• _CONSIGNES ET EXIGENCES_: D'après la newsletter de Negar, combien d'interventions l'association a-t-elle faites en France et en Europe depuis le 15 août 2021 ?

Newsletter n° 2 – 10 septembre 2022

Negar, soutien aux femmes d’Afghanistan a le plaisir de vous présenter sa newsletter n° 2

Vous pouvez la lire ci-dessous ou la télécharger en cliquant ici

A peine une année s’est-elle écoulée depuis la mainmise des milices talibanes sur l’Afghanistan qu’une petite musique insistante repart, concernant le devenir de l’Afghanistan et la reconnaissance du pouvoir taliban. 

Cela nous inquiète beaucoup, d’autant plus qu’elle émane d’ONG qui savent qui sont les taliban et ce que l’on peut attendre d’eux. 

Elles proposent cependant de donner aux taliban les fonds destinés à l’Etat afghan gelés aux Etats-Unis, les reconnaissant de ce fait comme État afghan légitime.

Dernière variation de cette petite musique, une tribune publiée par le GISTI dont vous trouverez le lien ci-dessous :

https://www.gisti.org/spip.php?article6852

Nous pensions ces tentatives définitivement écartées.

Après réflexion, notre présidente, Shoukria Haidar, a décidé d’y répondre.

Voici le texte de sa réponse. Vous pouvez le faire circuler.

Par ailleurs, après une année très chargée en déplacements, interventions et conférences (pas moins de 52 interventions en France et en Europe depuis le 15 août 2021), nous participerons à deux événements en septembre :

  • Le dimanche 18 septembre au 3è festival d’Empower’HER à la Cité Fertile à Pantin,
  • Le jeudi 29 septembre à l’invitation du club Femmes Ici et Ailleurs de Cherbourg.

Bien amicalement à vous et merci de votre soutien.

• _MATÉRIEL_:
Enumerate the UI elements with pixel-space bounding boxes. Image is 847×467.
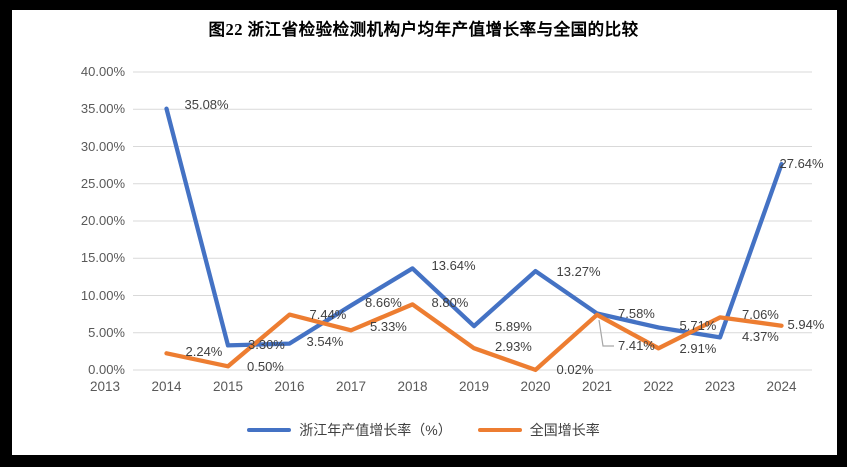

• _CORRIGÉ DE L'EXERCICE_: Au moins 52 interventions.